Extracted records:
........
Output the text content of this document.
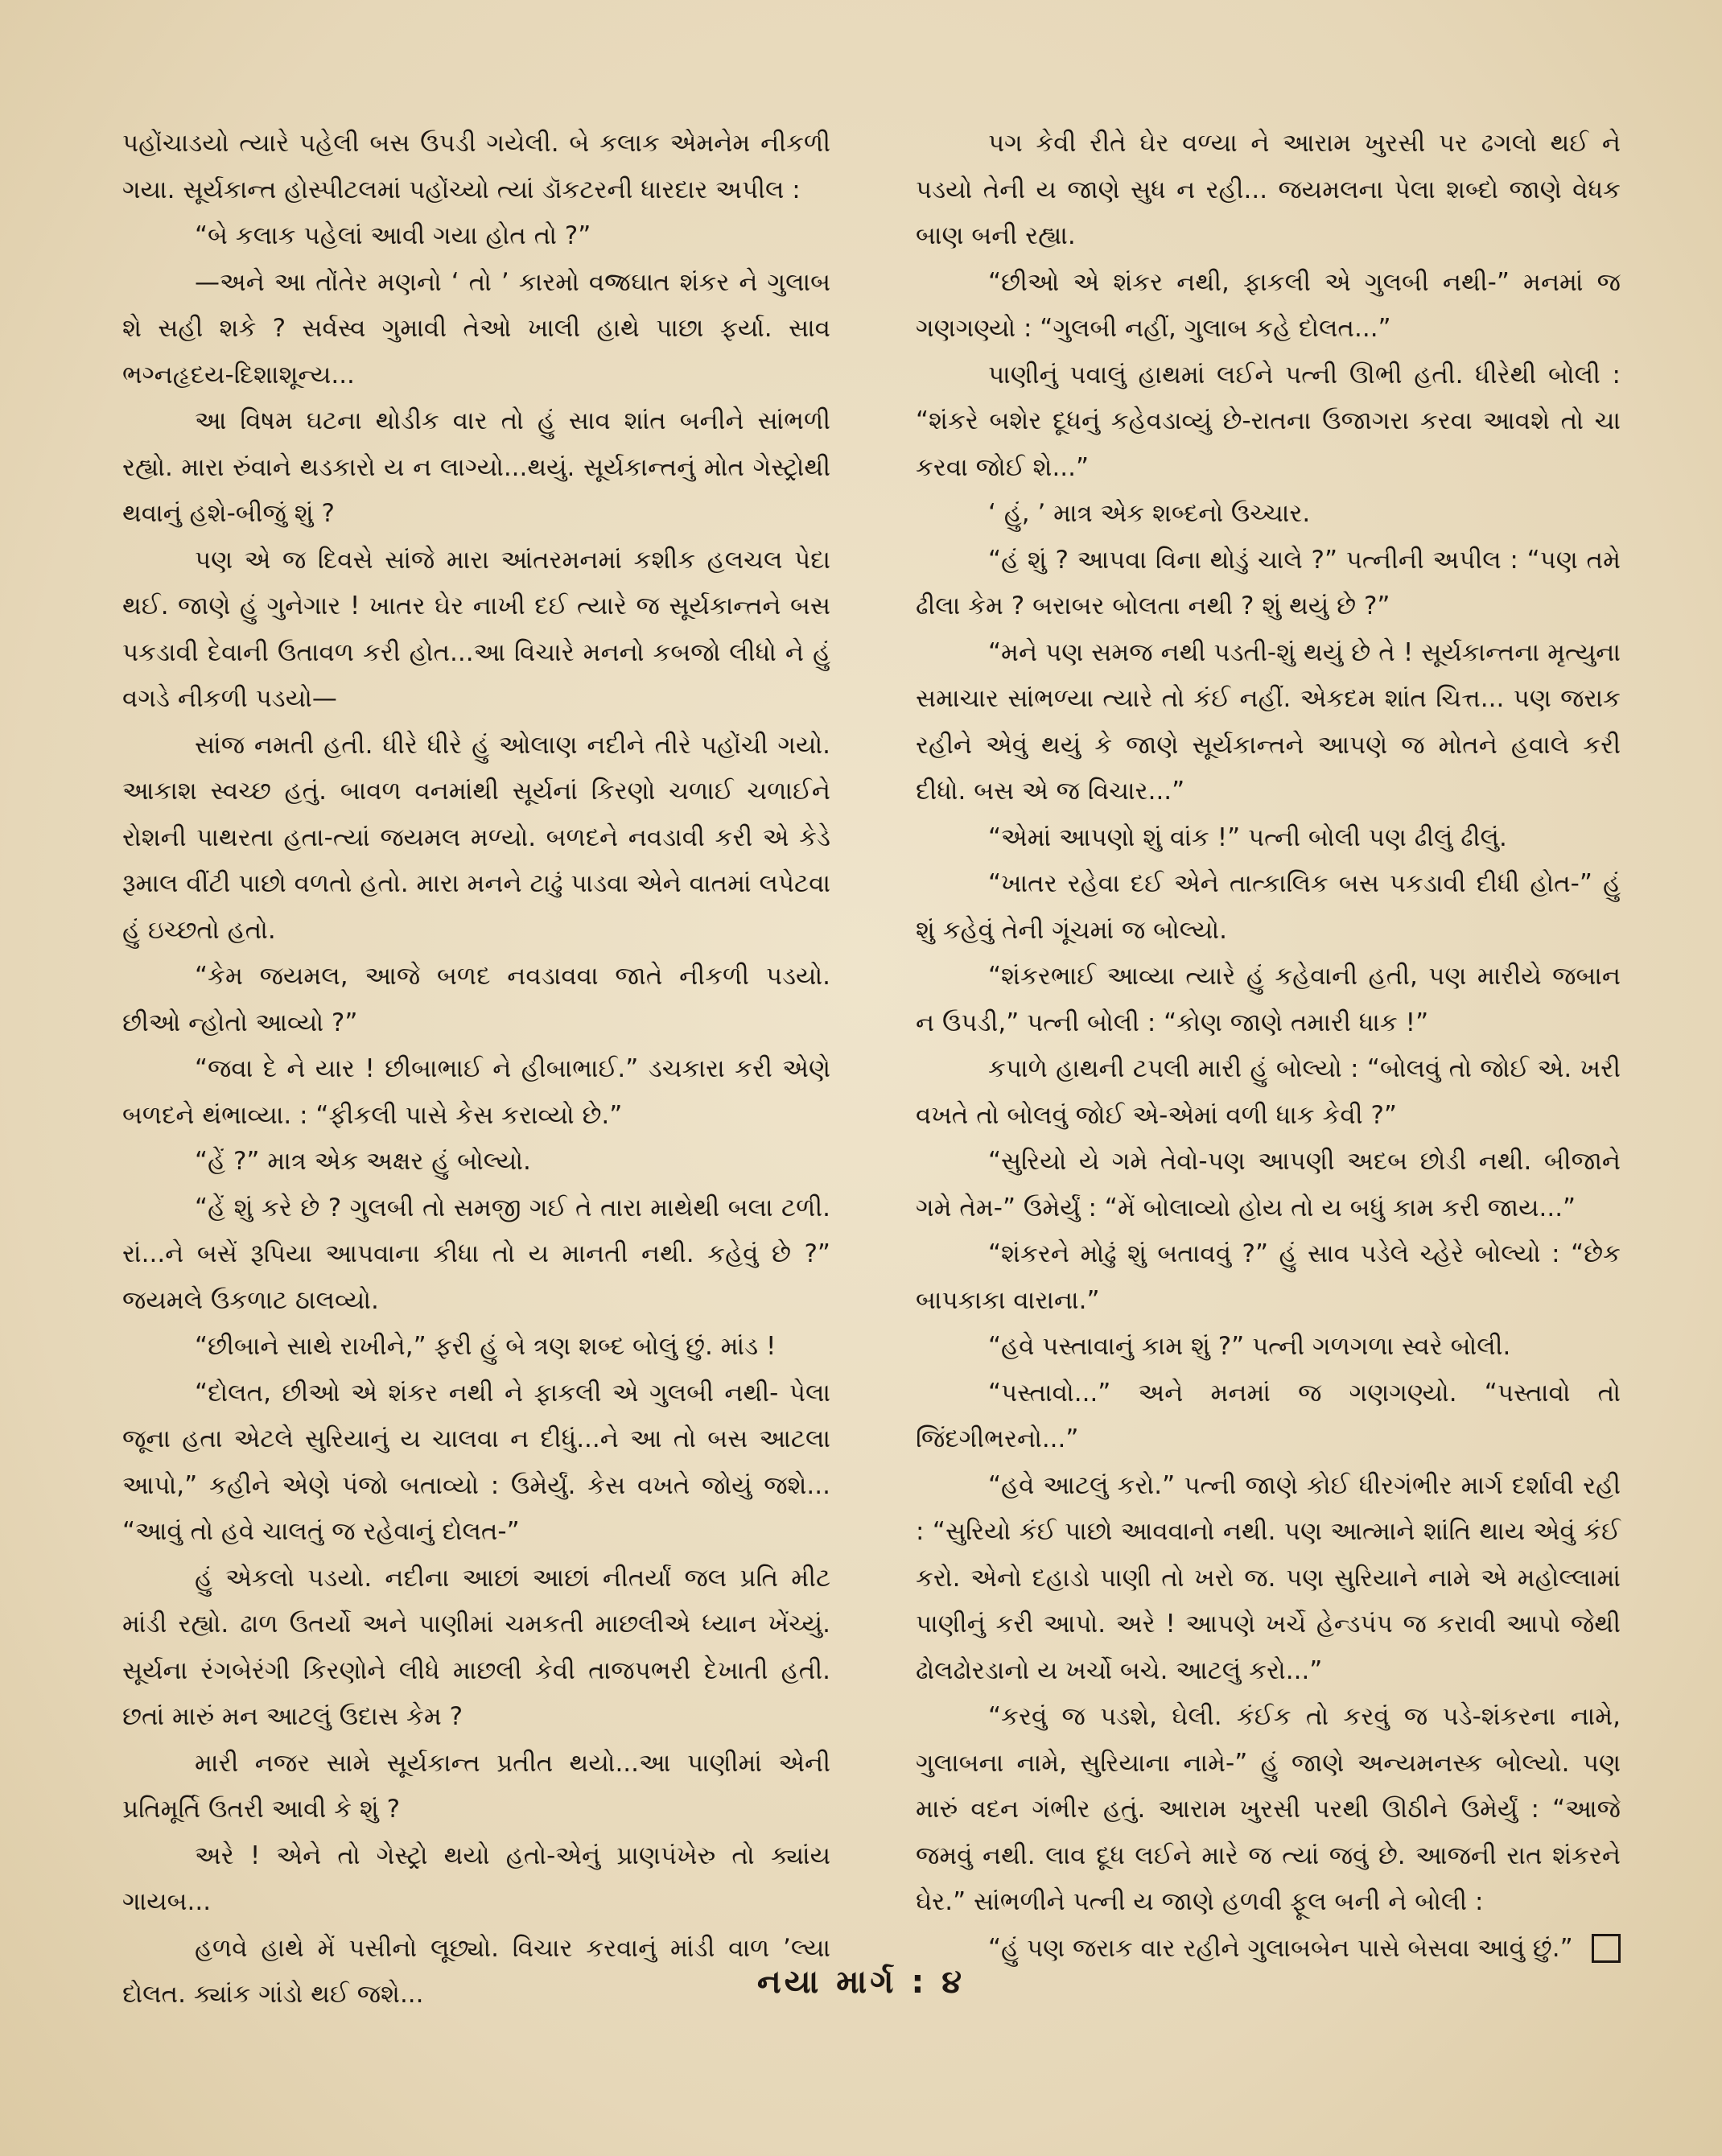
પહોંચાડયો ત્યારે પહેલી બસ ઉપડી ગયેલી. બે કલાક એમનેમ નીકળી ગયા. સૂર્યકાન્ત હોસ્પીટલમાં પહોંચ્યો ત્યાં ડૉકટરની ધારદાર અપીલ :

“બે કલાક પહેલાં આવી ગયા હોત તો ?”

—અને આ તોંતેર મણનો ‘ તો ’ કારમો વજ્રઘાત શંકર ને ગુલાબ શે સહી શકે ? સર્વસ્વ ગુમાવી તેઓ ખાલી હાથે પાછા ફર્યા. સાવ ભગ્નહૃદય-દિશાશૂન્ય...

આ વિષમ ઘટના થોડીક વાર તો હું સાવ શાંત બનીને સાંભળી રહ્યો. મારા રુંવાને થડકારો ય ન લાગ્યો...થયું. સૂર્યકાન્તનું મોત ગેસ્ટ્રોથી થવાનું હશે-બીજું શું ?

પણ એ જ દિવસે સાંજે મારા આંતરમનમાં કશીક હલચલ પેદા થઈ. જાણે હું ગુનેગાર ! ખાતર ઘેર નાખી દઈ ત્યારે જ સૂર્યકાન્તને બસ પકડાવી દેવાની ઉતાવળ કરી હોત...આ વિચારે મનનો કબજો લીધો ને હું વગડે નીકળી પડયો—

સાંજ નમતી હતી. ધીરે ધીરે હું ઓલાણ નદીને તીરે પહોંચી ગયો. આકાશ સ્વચ્છ હતું. બાવળ વનમાંથી સૂર્યનાં કિરણો ચળાઈ ચળાઈને રોશની પાથરતા હતા-ત્યાં જયમલ મળ્યો. બળદને નવડાવી કરી એ કેડે રૂમાલ વીંટી પાછો વળતો હતો. મારા મનને ટાઢું પાડવા એને વાતમાં લપેટવા હું ઇચ્છતો હતો.

“કેમ જયમલ, આજે બળદ નવડાવવા જાતે નીકળી પડયો. છીઓ ન્હોતો આવ્યો ?”

“જવા દે ને યાર ! છીબાભાઈ ને હીબાભાઈ.” ડચકારા કરી એણે બળદને થંભાવ્યા. : “ફીકલી પાસે કેસ કરાવ્યો છે.”

“હેં ?” માત્ર એક અક્ષર હું બોલ્યો.

“હેં શું કરે છે ? ગુલબી તો સમજી ગઈ તે તારા માથેથી બલા ટળી. રાં...ને બસેં રૂપિયા આપવાના કીધા તો ય માનતી નથી. કહેવું છે ?” જયમલે ઉકળાટ ઠાલવ્યો.

“છીબાને સાથે રાખીને,” ફરી હું બે ત્રણ શબ્દ બોલું છું. માંડ !

“દોલત, છીઓ એ શંકર નથી ને ફાકલી એ ગુલબી નથી- પેલા જૂના હતા એટલે સુરિયાનું ય ચાલવા ન દીધું...ને આ તો બસ આટલા આપો,” કહીને એણે પંજો બતાવ્યો : ઉમેર્યું. કેસ વખતે જોયું જશે... “આવું તો હવે ચાલતું જ રહેવાનું દોલત-”

હું એકલો પડયો. નદીના આછાં આછાં નીતર્યાં જલ પ્રતિ મીટ માંડી રહ્યો. ઢાળ ઉતર્યો અને પાણીમાં ચમકતી માછલીએ ધ્યાન ખેંચ્યું. સૂર્યના રંગબેરંગી કિરણોને લીધે માછલી કેવી તાજપભરી દેખાતી હતી. છતાં મારું મન આટલું ઉદાસ કેમ ?

મારી નજર સામે સૂર્યકાન્ત પ્રતીત થયો...આ પાણીમાં એની પ્રતિમૂર્તિ ઉતરી આવી કે શું ?

અરે ! એને તો ગેસ્ટ્રો થયો હતો-એનું પ્રાણપંખેરુ તો ક્યાંય ગાયબ...

હળવે હાથે મેં પસીનો લૂછ્યો. વિચાર કરવાનું માંડી વાળ ’લ્યા દોલત. ક્યાંક ગાંડો થઈ જશે...

પગ કેવી રીતે ઘેર વળ્યા ને આરામ ખુરસી પર ઢગલો થઈ ને પડયો તેની ય જાણે સુધ ન રહી... જયમલના પેલા શબ્દો જાણે વેધક બાણ બની રહ્યા.

“છીઓ એ શંકર નથી, ફાકલી એ ગુલબી નથી-” મનમાં જ ગણગણ્યો : “ગુલબી નહીં, ગુલાબ કહે દોલત...”

પાણીનું પવાલું હાથમાં લઈને પત્ની ઊભી હતી. ધીરેથી બોલી : “શંકરે બશેર દૂધનું કહેવડાવ્યું છે-રાતના ઉજાગરા કરવા આવશે તો ચા કરવા જોઈ શે...”

‘ હું, ’ માત્ર એક શબ્દનો ઉચ્ચાર.

“હં શું ? આપવા વિના થોડું ચાલે ?” પત્નીની અપીલ : “પણ તમે ઢીલા કેમ ? બરાબર બોલતા નથી ? શું થયું છે ?”

“મને પણ સમજ નથી પડતી-શું થયું છે તે ! સૂર્યકાન્તના મૃત્યુના સમાચાર સાંભળ્યા ત્યારે તો કંઈ નહીં. એકદમ શાંત ચિત્ત... પણ જરાક રહીને એવું થયું કે જાણે સૂર્યકાન્તને આપણે જ મોતને હવાલે કરી દીધો. બસ એ જ વિચાર...”

“એમાં આપણો શું વાંક !” પત્ની બોલી પણ ઢીલું ઢીલું.

“ખાતર રહેવા દઈ એને તાત્કાલિક બસ પકડાવી દીધી હોત-” હું શું કહેવું તેની ગૂંચમાં જ બોલ્યો.

“શંકરભાઈ આવ્યા ત્યારે હું કહેવાની હતી, પણ મારીયે જબાન ન ઉપડી,” પત્ની બોલી : “કોણ જાણે તમારી ધાક !”

કપાળે હાથની ટપલી મારી હું બોલ્યો : “બોલવું તો જોઈ એ. ખરી વખતે તો બોલવું જોઈ એ-એમાં વળી ધાક કેવી ?”

“સુરિયો યે ગમે તેવો-પણ આપણી અદબ છોડી નથી. બીજાને ગમે તેમ-” ઉમેર્યું : “મેં બોલાવ્યો હોય તો ય બધું કામ કરી જાય...”

“શંકરને મોઢું શું બતાવવું ?” હું સાવ પડેલે ચ્હેરે બોલ્યો : “છેક બાપકાકા વારાના.”

“હવે પસ્તાવાનું કામ શું ?” પત્ની ગળગળા સ્વરે બોલી.

“પસ્તાવો...” અને મનમાં જ ગણગણ્યો. “પસ્તાવો તો જિંદગીભરનો...”

“હવે આટલું કરો.” પત્ની જાણે કોઈ ધીરગંભીર માર્ગ દર્શાવી રહી : “સુરિયો કંઈ પાછો આવવાનો નથી. પણ આત્માને શાંતિ થાય એવું કંઈ કરો. એનો દહાડો પાણી તો ખરો જ. પણ સુરિયાને નામે એ મહોલ્લામાં પાણીનું કરી આપો. અરે ! આપણે ખર્ચે હેન્ડપંપ જ કરાવી આપો જેથી ઢોલઢોરડાનો ય ખર્ચો બચે. આટલું કરો...”

“કરવું જ પડશે, ઘેલી. કંઈક તો કરવું જ પડે-શંકરના નામે, ગુલાબના નામે, સુરિયાના નામે-” હું જાણે અન્યમનસ્ક બોલ્યો. પણ મારું વદન ગંભીર હતું. આરામ ખુરસી પરથી ઊઠીને ઉમેર્યું : “આજે જમવું નથી. લાવ દૂધ લઈને મારે જ ત્યાં જવું છે. આજની રાત શંકરને ઘેર.” સાંભળીને પત્ની ય જાણે હળવી ફૂલ બની ને બોલી :

“હું પણ જરાક વાર રહીને ગુલાબબેન પાસે બેસવા આવું છું.”

નયા માર્ગ : ૪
........
What you will do >> Filter the data, keeping only the lines that contain "ગણગણ".

Exercise response >>
“છીઓ એ શંકર નથી, ફાકલી એ ગુલબી નથી-” મનમાં જ ગણગણ્યો : “ગુલબી નહીં, ગુલાબ કહે દોલત...”
“પસ્તાવો...” અને મનમાં જ ગણગણ્યો. “પસ્તાવો તો જિંદગીભરનો...”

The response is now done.